Gather the lines from the material that contain "Παπαγεωργίου".

___ RECORDS FOR PROCESSING

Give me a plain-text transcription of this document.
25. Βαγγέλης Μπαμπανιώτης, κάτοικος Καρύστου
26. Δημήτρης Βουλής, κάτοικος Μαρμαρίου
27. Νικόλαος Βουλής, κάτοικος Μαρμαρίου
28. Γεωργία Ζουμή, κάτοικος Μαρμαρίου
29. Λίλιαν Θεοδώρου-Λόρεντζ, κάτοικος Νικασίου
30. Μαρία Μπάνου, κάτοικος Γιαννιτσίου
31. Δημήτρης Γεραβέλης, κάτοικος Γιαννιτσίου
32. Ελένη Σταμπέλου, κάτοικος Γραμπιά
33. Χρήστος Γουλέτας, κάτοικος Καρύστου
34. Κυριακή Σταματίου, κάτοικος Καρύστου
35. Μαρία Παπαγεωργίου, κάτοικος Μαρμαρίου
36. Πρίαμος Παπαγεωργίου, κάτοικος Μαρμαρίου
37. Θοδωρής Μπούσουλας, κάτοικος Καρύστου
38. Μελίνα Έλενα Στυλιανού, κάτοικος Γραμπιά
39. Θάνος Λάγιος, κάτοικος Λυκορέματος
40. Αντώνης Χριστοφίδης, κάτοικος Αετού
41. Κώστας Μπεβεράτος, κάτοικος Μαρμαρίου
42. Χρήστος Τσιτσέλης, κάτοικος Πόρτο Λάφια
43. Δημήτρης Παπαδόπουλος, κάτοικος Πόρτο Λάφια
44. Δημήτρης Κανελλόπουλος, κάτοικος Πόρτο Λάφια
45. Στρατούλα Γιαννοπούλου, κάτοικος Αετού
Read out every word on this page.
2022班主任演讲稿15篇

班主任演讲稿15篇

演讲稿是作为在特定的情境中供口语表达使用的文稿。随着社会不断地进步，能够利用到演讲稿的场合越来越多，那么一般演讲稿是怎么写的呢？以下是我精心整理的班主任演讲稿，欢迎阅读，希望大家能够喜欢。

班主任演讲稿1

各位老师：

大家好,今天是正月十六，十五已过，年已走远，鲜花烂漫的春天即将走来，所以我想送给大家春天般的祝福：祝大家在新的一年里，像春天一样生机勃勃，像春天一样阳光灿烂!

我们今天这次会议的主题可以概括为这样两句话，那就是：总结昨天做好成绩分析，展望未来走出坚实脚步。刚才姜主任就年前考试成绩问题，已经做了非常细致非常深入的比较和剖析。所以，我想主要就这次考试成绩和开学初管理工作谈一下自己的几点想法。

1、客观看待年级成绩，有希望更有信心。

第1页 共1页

______

ANSWER TO THE PROBLEM
35. Μαρία Παπαγεωργίου, κάτοικος Μαρμαρίου
36. Πρίαμος Παπαγεωργίου, κάτοικος Μαρμαρίου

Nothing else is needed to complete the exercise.